*Given problem*:
Output the data exactly, with every line intact.

** Start of Exercise material **

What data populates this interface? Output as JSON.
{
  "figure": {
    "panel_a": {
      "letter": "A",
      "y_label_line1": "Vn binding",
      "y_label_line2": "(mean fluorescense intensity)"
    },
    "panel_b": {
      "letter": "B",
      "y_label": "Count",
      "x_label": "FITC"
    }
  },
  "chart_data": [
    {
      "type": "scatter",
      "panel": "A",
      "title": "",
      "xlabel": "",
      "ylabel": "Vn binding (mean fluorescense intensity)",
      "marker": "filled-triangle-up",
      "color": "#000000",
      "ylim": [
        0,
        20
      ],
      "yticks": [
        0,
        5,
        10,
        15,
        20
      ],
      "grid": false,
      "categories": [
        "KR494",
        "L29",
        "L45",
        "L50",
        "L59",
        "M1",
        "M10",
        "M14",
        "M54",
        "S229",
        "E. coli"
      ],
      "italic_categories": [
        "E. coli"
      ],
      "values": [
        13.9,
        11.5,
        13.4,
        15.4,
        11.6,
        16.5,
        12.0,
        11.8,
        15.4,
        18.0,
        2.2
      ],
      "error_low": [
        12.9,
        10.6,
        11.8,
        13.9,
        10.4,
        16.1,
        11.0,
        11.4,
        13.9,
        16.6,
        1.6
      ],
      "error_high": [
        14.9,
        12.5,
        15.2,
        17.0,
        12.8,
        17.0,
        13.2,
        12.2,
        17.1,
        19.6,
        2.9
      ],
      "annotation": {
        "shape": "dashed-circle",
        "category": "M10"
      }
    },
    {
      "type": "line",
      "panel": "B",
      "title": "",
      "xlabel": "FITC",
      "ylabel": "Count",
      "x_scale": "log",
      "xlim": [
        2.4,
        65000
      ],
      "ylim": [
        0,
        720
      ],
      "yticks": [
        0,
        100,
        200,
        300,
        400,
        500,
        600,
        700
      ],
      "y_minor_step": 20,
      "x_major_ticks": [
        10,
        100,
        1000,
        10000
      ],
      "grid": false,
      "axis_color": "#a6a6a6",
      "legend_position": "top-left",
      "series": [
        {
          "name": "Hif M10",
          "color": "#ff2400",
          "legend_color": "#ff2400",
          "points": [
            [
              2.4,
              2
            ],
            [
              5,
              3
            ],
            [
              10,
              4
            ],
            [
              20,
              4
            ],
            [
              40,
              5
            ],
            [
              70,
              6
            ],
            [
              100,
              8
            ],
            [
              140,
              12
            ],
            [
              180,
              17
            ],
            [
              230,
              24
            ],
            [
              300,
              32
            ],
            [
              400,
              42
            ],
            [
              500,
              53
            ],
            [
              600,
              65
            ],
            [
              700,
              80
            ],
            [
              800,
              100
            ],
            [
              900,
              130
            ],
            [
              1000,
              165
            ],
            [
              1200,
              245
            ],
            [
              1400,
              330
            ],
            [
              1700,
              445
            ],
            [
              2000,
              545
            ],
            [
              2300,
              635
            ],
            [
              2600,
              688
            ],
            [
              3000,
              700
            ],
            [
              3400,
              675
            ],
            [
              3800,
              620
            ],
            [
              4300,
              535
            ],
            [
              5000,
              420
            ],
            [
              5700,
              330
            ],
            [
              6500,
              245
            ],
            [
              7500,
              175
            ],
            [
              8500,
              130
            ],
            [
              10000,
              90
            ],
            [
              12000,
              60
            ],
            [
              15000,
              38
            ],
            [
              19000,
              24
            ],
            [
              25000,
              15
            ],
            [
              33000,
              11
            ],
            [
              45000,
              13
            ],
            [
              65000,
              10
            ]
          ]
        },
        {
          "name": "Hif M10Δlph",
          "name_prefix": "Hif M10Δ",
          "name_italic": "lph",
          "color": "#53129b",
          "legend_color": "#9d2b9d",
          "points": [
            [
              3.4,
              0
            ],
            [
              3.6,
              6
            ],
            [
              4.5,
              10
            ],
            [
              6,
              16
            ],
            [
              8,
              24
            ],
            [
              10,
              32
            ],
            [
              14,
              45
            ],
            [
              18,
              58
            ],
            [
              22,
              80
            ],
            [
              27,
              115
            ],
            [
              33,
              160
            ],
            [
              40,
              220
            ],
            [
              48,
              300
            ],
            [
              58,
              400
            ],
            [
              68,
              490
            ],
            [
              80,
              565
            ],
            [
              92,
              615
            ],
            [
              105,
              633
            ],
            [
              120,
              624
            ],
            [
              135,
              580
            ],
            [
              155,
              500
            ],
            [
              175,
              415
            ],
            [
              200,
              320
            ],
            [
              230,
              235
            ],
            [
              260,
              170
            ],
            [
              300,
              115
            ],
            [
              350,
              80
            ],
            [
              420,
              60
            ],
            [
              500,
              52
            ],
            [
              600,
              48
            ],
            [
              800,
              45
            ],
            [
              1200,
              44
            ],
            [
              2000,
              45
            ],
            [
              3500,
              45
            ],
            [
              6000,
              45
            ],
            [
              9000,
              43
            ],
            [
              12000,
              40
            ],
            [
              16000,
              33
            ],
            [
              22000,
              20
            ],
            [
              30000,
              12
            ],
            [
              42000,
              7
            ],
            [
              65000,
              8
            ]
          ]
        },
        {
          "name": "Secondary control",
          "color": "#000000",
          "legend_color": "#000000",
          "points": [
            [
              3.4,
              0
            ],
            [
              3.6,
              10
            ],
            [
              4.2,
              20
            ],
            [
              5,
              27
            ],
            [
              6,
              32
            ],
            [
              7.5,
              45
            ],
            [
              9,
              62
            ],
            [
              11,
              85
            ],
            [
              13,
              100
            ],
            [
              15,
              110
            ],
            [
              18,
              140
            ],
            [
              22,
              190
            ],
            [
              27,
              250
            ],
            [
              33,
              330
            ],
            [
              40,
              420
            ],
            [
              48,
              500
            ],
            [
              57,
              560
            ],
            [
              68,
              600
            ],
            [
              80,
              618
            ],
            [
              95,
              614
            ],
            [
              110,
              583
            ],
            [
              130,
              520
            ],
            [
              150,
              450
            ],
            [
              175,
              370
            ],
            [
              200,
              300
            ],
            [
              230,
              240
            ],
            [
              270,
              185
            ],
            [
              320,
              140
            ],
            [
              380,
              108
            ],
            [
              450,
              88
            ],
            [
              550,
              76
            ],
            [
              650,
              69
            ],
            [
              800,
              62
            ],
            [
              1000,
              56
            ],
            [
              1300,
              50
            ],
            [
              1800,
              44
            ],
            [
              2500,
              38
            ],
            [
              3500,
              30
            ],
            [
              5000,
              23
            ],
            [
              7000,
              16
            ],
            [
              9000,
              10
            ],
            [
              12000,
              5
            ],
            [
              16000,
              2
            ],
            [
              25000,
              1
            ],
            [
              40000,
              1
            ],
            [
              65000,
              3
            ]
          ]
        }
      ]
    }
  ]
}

** End of Exercise material **

*The response*:
What data populates this interface? Output as JSON.
{
  "figure": {
    "panel_a": {
      "letter": "A",
      "y_label_line1": "Vn binding",
      "y_label_line2": "(mean fluorescense intensity)"
    },
    "panel_b": {
      "letter": "B",
      "y_label": "Count",
      "x_label": "FITC"
    }
  },
  "chart_data": [
    {
      "type": "scatter",
      "panel": "A",
      "title": "",
      "xlabel": "",
      "ylabel": "Vn binding (mean fluorescense intensity)",
      "marker": "filled-triangle-up",
      "color": "#000000",
      "ylim": [
        0,
        20
      ],
      "yticks": [
        0,
        5,
        10,
        15,
        20
      ],
      "grid": false,
      "categories": [
        "KR494",
        "L29",
        "L45",
        "L50",
        "L59",
        "M1",
        "M10",
        "M14",
        "M54",
        "S229",
        "E. coli"
      ],
      "italic_categories": [
        "E. coli"
      ],
      "values": [
        13.9,
        11.5,
        13.4,
        15.4,
        11.6,
        16.5,
        12.0,
        11.8,
        15.4,
        18.0,
        2.2
      ],
      "error_low": [
        12.9,
        10.6,
        11.8,
        13.9,
        10.4,
        16.1,
        11.0,
        11.4,
        13.9,
        16.6,
        1.6
      ],
      "error_high": [
        14.9,
        12.5,
        15.2,
        17.0,
        12.8,
        17.0,
        13.2,
        12.2,
        17.1,
        19.6,
        2.9
      ],
      "annotation": {
        "shape": "dashed-circle",
        "category": "M10"
      }
    },
    {
      "type": "line",
      "panel": "B",
      "title": "",
      "xlabel": "FITC",
      "ylabel": "Count",
      "x_scale": "log",
      "xlim": [
        2.4,
        65000
      ],
      "ylim": [
        0,
        720
      ],
      "yticks": [
        0,
        100,
        200,
        300,
        400,
        500,
        600,
        700
      ],
      "y_minor_step": 20,
      "x_major_ticks": [
        10,
        100,
        1000,
        10000
      ],
      "grid": false,
      "axis_color": "#a6a6a6",
      "legend_position": "top-left",
      "series": [
        {
          "name": "Hif M10",
          "color": "#ff2400",
          "legend_color": "#ff2400",
          "points": [
            [
              2.4,
              2
            ],
            [
              5,
              3
            ],
            [
              10,
              4
            ],
            [
              20,
              4
            ],
            [
              40,
              5
            ],
            [
              70,
              6
            ],
            [
              100,
              8
            ],
            [
              140,
              12
            ],
            [
              180,
              17
            ],
            [
              230,
              24
            ],
            [
              300,
              32
            ],
            [
              400,
              42
            ],
            [
              500,
              53
            ],
            [
              600,
              65
            ],
            [
              700,
              80
            ],
            [
              800,
              100
            ],
            [
              900,
              130
            ],
            [
              1000,
              165
            ],
            [
              1200,
              245
            ],
            [
              1400,
              330
            ],
            [
              1700,
              445
            ],
            [
              2000,
              545
            ],
            [
              2300,
              635
            ],
            [
              2600,
              688
            ],
            [
              3000,
              700
            ],
            [
              3400,
              675
            ],
            [
              3800,
              620
            ],
            [
              4300,
              535
            ],
            [
              5000,
              420
            ],
            [
              5700,
              330
            ],
            [
              6500,
              245
            ],
            [
              7500,
              175
            ],
            [
              8500,
              130
            ],
            [
              10000,
              90
            ],
            [
              12000,
              60
            ],
            [
              15000,
              38
            ],
            [
              19000,
              24
            ],
            [
              25000,
              15
            ],
            [
              33000,
              11
            ],
            [
              45000,
              13
            ],
            [
              65000,
              10
            ]
          ]
        },
        {
          "name": "Hif M10Δlph",
          "name_prefix": "Hif M10Δ",
          "name_italic": "lph",
          "color": "#53129b",
          "legend_color": "#9d2b9d",
          "points": [
            [
              3.4,
              0
            ],
            [
              3.6,
              6
            ],
            [
              4.5,
              10
            ],
            [
              6,
              16
            ],
            [
              8,
              24
            ],
            [
              10,
              32
            ],
            [
              14,
              45
            ],
            [
              18,
              58
            ],
            [
              22,
              80
            ],
            [
              27,
              115
            ],
            [
              33,
              160
            ],
            [
              40,
              220
            ],
            [
              48,
              300
            ],
            [
              58,
              400
            ],
            [
              68,
              490
            ],
            [
              80,
              565
            ],
            [
              92,
              615
            ],
            [
              105,
              633
            ],
            [
              120,
              624
            ],
            [
              135,
              580
            ],
            [
              155,
              500
            ],
            [
              175,
              415
            ],
            [
              200,
              320
            ],
            [
              230,
              235
            ],
            [
              260,
              170
            ],
            [
              300,
              115
            ],
            [
              350,
              80
            ],
            [
              420,
              60
            ],
            [
              500,
              52
            ],
            [
              600,
              48
            ],
            [
              800,
              45
            ],
            [
              1200,
              44
            ],
            [
              2000,
              45
            ],
            [
              3500,
              45
            ],
            [
              6000,
              45
            ],
            [
              9000,
              43
            ],
            [
              12000,
              40
            ],
            [
              16000,
              33
            ],
            [
              22000,
              20
            ],
            [
              30000,
              12
            ],
            [
              42000,
              7
            ],
            [
              65000,
              8
            ]
          ]
        },
        {
          "name": "Secondary control",
          "color": "#000000",
          "legend_color": "#000000",
          "points": [
            [
              3.4,
              0
            ],
            [
              3.6,
              10
            ],
            [
              4.2,
              20
            ],
            [
              5,
              27
            ],
            [
              6,
              32
            ],
            [
              7.5,
              45
            ],
            [
              9,
              62
            ],
            [
              11,
              85
            ],
            [
              13,
              100
            ],
            [
              15,
              110
            ],
            [
              18,
              140
            ],
            [
              22,
              190
            ],
            [
              27,
              250
            ],
            [
              33,
              330
            ],
            [
              40,
              420
            ],
            [
              48,
              500
            ],
            [
              57,
              560
            ],
            [
              68,
              600
            ],
            [
              80,
              618
            ],
            [
              95,
              614
            ],
            [
              110,
              583
            ],
            [
              130,
              520
            ],
            [
              150,
              450
            ],
            [
              175,
              370
            ],
            [
              200,
              300
            ],
            [
              230,
              240
            ],
            [
              270,
              185
            ],
            [
              320,
              140
            ],
            [
              380,
              108
            ],
            [
              450,
              88
            ],
            [
              550,
              76
            ],
            [
              650,
              69
            ],
            [
              800,
              62
            ],
            [
              1000,
              56
            ],
            [
              1300,
              50
            ],
            [
              1800,
              44
            ],
            [
              2500,
              38
            ],
            [
              3500,
              30
            ],
            [
              5000,
              23
            ],
            [
              7000,
              16
            ],
            [
              9000,
              10
            ],
            [
              12000,
              5
            ],
            [
              16000,
              2
            ],
            [
              25000,
              1
            ],
            [
              40000,
              1
            ],
            [
              65000,
              3
            ]
          ]
        }
      ]
    }
  ]
}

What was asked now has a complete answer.